### What the task asks
Pictures stay out of the copy; set down each line of the listing below exactly.
##### Information provided #####
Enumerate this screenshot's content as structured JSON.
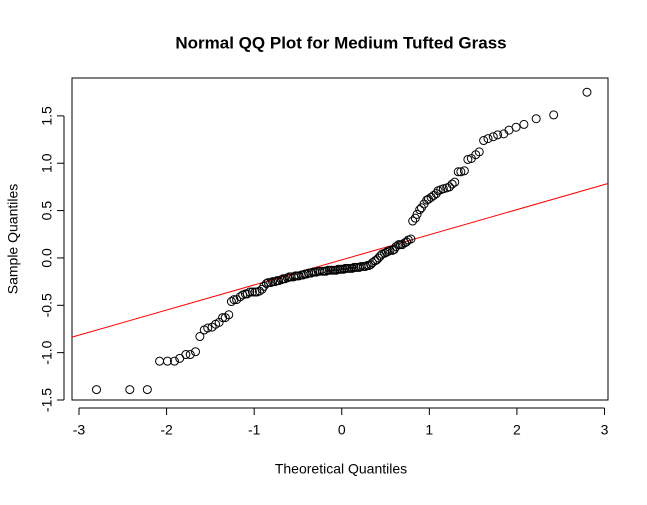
{
  "chart_data": {
    "type": "scatter",
    "title": "Normal QQ Plot for Medium Tufted Grass",
    "x_label": "Theoretical Quantiles",
    "y_label": "Sample Quantiles",
    "xlim": [
      -3.08,
      3.04
    ],
    "ylim": [
      -1.5,
      1.9
    ],
    "xticks": [
      -3,
      -2,
      -1,
      0,
      1,
      2,
      3
    ],
    "yticks": [
      -1.5,
      {
        "value": -1.0,
        "label": "-1.0"
      },
      -0.5,
      {
        "value": 0.0,
        "label": "0.0"
      },
      0.5,
      {
        "value": 1.0,
        "label": "1.0"
      },
      1.5
    ],
    "marker_color": "#000000",
    "x": [
      -2.8,
      -2.42,
      -2.22,
      -2.08,
      -1.99,
      -1.91,
      -1.85,
      -1.78,
      -1.73,
      -1.67,
      -1.62,
      -1.57,
      -1.53,
      -1.48,
      -1.44,
      -1.4,
      -1.36,
      -1.33,
      -1.29,
      -1.26,
      -1.23,
      -1.2,
      -1.16,
      -1.13,
      -1.1,
      -1.08,
      -1.05,
      -1.02,
      -0.99,
      -0.97,
      -0.94,
      -0.91,
      -0.89,
      -0.86,
      -0.84,
      -0.81,
      -0.79,
      -0.76,
      -0.74,
      -0.72,
      -0.69,
      -0.67,
      -0.65,
      -0.62,
      -0.6,
      -0.58,
      -0.55,
      -0.53,
      -0.51,
      -0.49,
      -0.46,
      -0.44,
      -0.42,
      -0.4,
      -0.38,
      -0.35,
      -0.33,
      -0.31,
      -0.29,
      -0.27,
      -0.25,
      -0.22,
      -0.2,
      -0.18,
      -0.16,
      -0.14,
      -0.12,
      -0.1,
      -0.08,
      -0.06,
      -0.04,
      -0.02,
      0.0,
      0.02,
      0.04,
      0.06,
      0.08,
      0.1,
      0.12,
      0.14,
      0.16,
      0.18,
      0.2,
      0.22,
      0.25,
      0.27,
      0.29,
      0.31,
      0.33,
      0.35,
      0.38,
      0.4,
      0.42,
      0.44,
      0.46,
      0.49,
      0.51,
      0.53,
      0.55,
      0.58,
      0.6,
      0.62,
      0.65,
      0.67,
      0.69,
      0.72,
      0.74,
      0.76,
      0.79,
      0.81,
      0.84,
      0.86,
      0.89,
      0.91,
      0.94,
      0.97,
      0.99,
      1.02,
      1.05,
      1.08,
      1.1,
      1.13,
      1.16,
      1.2,
      1.23,
      1.26,
      1.29,
      1.33,
      1.36,
      1.4,
      1.44,
      1.48,
      1.53,
      1.57,
      1.62,
      1.67,
      1.73,
      1.78,
      1.85,
      1.91,
      1.99,
      2.08,
      2.22,
      2.42,
      2.8
    ],
    "values": [
      -1.39,
      -1.39,
      -1.39,
      -1.09,
      -1.09,
      -1.09,
      -1.06,
      -1.02,
      -1.02,
      -0.99,
      -0.83,
      -0.76,
      -0.74,
      -0.73,
      -0.7,
      -0.68,
      -0.63,
      -0.63,
      -0.6,
      -0.46,
      -0.44,
      -0.44,
      -0.41,
      -0.39,
      -0.38,
      -0.38,
      -0.36,
      -0.36,
      -0.36,
      -0.36,
      -0.35,
      -0.33,
      -0.3,
      -0.27,
      -0.26,
      -0.26,
      -0.25,
      -0.25,
      -0.24,
      -0.24,
      -0.23,
      -0.22,
      -0.22,
      -0.21,
      -0.2,
      -0.2,
      -0.2,
      -0.19,
      -0.19,
      -0.19,
      -0.18,
      -0.18,
      -0.17,
      -0.17,
      -0.16,
      -0.16,
      -0.15,
      -0.15,
      -0.15,
      -0.14,
      -0.14,
      -0.14,
      -0.14,
      -0.14,
      -0.13,
      -0.13,
      -0.13,
      -0.13,
      -0.13,
      -0.13,
      -0.12,
      -0.12,
      -0.12,
      -0.12,
      -0.11,
      -0.11,
      -0.11,
      -0.11,
      -0.11,
      -0.1,
      -0.1,
      -0.1,
      -0.1,
      -0.09,
      -0.09,
      -0.09,
      -0.08,
      -0.08,
      -0.07,
      -0.05,
      -0.03,
      -0.02,
      0.0,
      0.02,
      0.04,
      0.05,
      0.06,
      0.07,
      0.08,
      0.08,
      0.09,
      0.12,
      0.14,
      0.14,
      0.14,
      0.16,
      0.17,
      0.19,
      0.2,
      0.39,
      0.42,
      0.46,
      0.51,
      0.53,
      0.57,
      0.61,
      0.62,
      0.64,
      0.66,
      0.68,
      0.71,
      0.72,
      0.73,
      0.74,
      0.75,
      0.78,
      0.8,
      0.91,
      0.91,
      0.92,
      1.04,
      1.05,
      1.09,
      1.12,
      1.24,
      1.26,
      1.28,
      1.3,
      1.31,
      1.35,
      1.38,
      1.41,
      1.47,
      1.51,
      1.75
    ],
    "reference_line": {
      "intercept": -0.02,
      "slope": 0.265,
      "color": "#ff0000"
    }
  }
}
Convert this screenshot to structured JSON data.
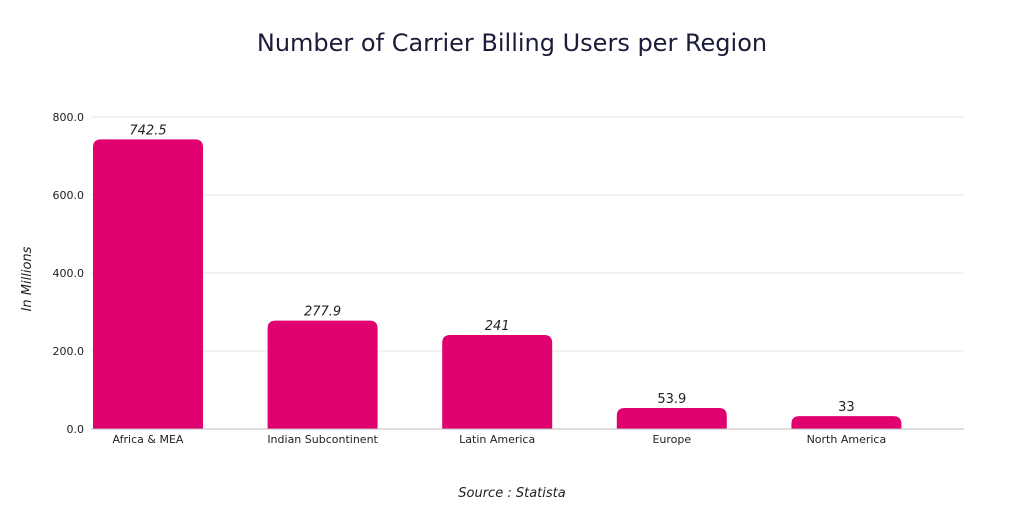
#####
### Expected answer
Enumerate this screenshot's content as structured JSON.
{
  "chart_data": {
    "type": "scatter",
    "title": "Normal QQ Plot for Medium Tufted Grass",
    "x_label": "Theoretical Quantiles",
    "y_label": "Sample Quantiles",
    "xlim": [
      -3.08,
      3.04
    ],
    "ylim": [
      -1.5,
      1.9
    ],
    "xticks": [
      -3,
      -2,
      -1,
      0,
      1,
      2,
      3
    ],
    "yticks": [
      -1.5,
      {
        "value": -1.0,
        "label": "-1.0"
      },
      -0.5,
      {
        "value": 0.0,
        "label": "0.0"
      },
      0.5,
      {
        "value": 1.0,
        "label": "1.0"
      },
      1.5
    ],
    "marker_color": "#000000",
    "x": [
      -2.8,
      -2.42,
      -2.22,
      -2.08,
      -1.99,
      -1.91,
      -1.85,
      -1.78,
      -1.73,
      -1.67,
      -1.62,
      -1.57,
      -1.53,
      -1.48,
      -1.44,
      -1.4,
      -1.36,
      -1.33,
      -1.29,
      -1.26,
      -1.23,
      -1.2,
      -1.16,
      -1.13,
      -1.1,
      -1.08,
      -1.05,
      -1.02,
      -0.99,
      -0.97,
      -0.94,
      -0.91,
      -0.89,
      -0.86,
      -0.84,
      -0.81,
      -0.79,
      -0.76,
      -0.74,
      -0.72,
      -0.69,
      -0.67,
      -0.65,
      -0.62,
      -0.6,
      -0.58,
      -0.55,
      -0.53,
      -0.51,
      -0.49,
      -0.46,
      -0.44,
      -0.42,
      -0.4,
      -0.38,
      -0.35,
      -0.33,
      -0.31,
      -0.29,
      -0.27,
      -0.25,
      -0.22,
      -0.2,
      -0.18,
      -0.16,
      -0.14,
      -0.12,
      -0.1,
      -0.08,
      -0.06,
      -0.04,
      -0.02,
      0.0,
      0.02,
      0.04,
      0.06,
      0.08,
      0.1,
      0.12,
      0.14,
      0.16,
      0.18,
      0.2,
      0.22,
      0.25,
      0.27,
      0.29,
      0.31,
      0.33,
      0.35,
      0.38,
      0.4,
      0.42,
      0.44,
      0.46,
      0.49,
      0.51,
      0.53,
      0.55,
      0.58,
      0.6,
      0.62,
      0.65,
      0.67,
      0.69,
      0.72,
      0.74,
      0.76,
      0.79,
      0.81,
      0.84,
      0.86,
      0.89,
      0.91,
      0.94,
      0.97,
      0.99,
      1.02,
      1.05,
      1.08,
      1.1,
      1.13,
      1.16,
      1.2,
      1.23,
      1.26,
      1.29,
      1.33,
      1.36,
      1.4,
      1.44,
      1.48,
      1.53,
      1.57,
      1.62,
      1.67,
      1.73,
      1.78,
      1.85,
      1.91,
      1.99,
      2.08,
      2.22,
      2.42,
      2.8
    ],
    "values": [
      -1.39,
      -1.39,
      -1.39,
      -1.09,
      -1.09,
      -1.09,
      -1.06,
      -1.02,
      -1.02,
      -0.99,
      -0.83,
      -0.76,
      -0.74,
      -0.73,
      -0.7,
      -0.68,
      -0.63,
      -0.63,
      -0.6,
      -0.46,
      -0.44,
      -0.44,
      -0.41,
      -0.39,
      -0.38,
      -0.38,
      -0.36,
      -0.36,
      -0.36,
      -0.36,
      -0.35,
      -0.33,
      -0.3,
      -0.27,
      -0.26,
      -0.26,
      -0.25,
      -0.25,
      -0.24,
      -0.24,
      -0.23,
      -0.22,
      -0.22,
      -0.21,
      -0.2,
      -0.2,
      -0.2,
      -0.19,
      -0.19,
      -0.19,
      -0.18,
      -0.18,
      -0.17,
      -0.17,
      -0.16,
      -0.16,
      -0.15,
      -0.15,
      -0.15,
      -0.14,
      -0.14,
      -0.14,
      -0.14,
      -0.14,
      -0.13,
      -0.13,
      -0.13,
      -0.13,
      -0.13,
      -0.13,
      -0.12,
      -0.12,
      -0.12,
      -0.12,
      -0.11,
      -0.11,
      -0.11,
      -0.11,
      -0.11,
      -0.1,
      -0.1,
      -0.1,
      -0.1,
      -0.09,
      -0.09,
      -0.09,
      -0.08,
      -0.08,
      -0.07,
      -0.05,
      -0.03,
      -0.02,
      0.0,
      0.02,
      0.04,
      0.05,
      0.06,
      0.07,
      0.08,
      0.08,
      0.09,
      0.12,
      0.14,
      0.14,
      0.14,
      0.16,
      0.17,
      0.19,
      0.2,
      0.39,
      0.42,
      0.46,
      0.51,
      0.53,
      0.57,
      0.61,
      0.62,
      0.64,
      0.66,
      0.68,
      0.71,
      0.72,
      0.73,
      0.74,
      0.75,
      0.78,
      0.8,
      0.91,
      0.91,
      0.92,
      1.04,
      1.05,
      1.09,
      1.12,
      1.24,
      1.26,
      1.28,
      1.3,
      1.31,
      1.35,
      1.38,
      1.41,
      1.47,
      1.51,
      1.75
    ],
    "reference_line": {
      "intercept": -0.02,
      "slope": 0.265,
      "color": "#ff0000"
    }
  }
}
Convert this screenshot to structured JSON data.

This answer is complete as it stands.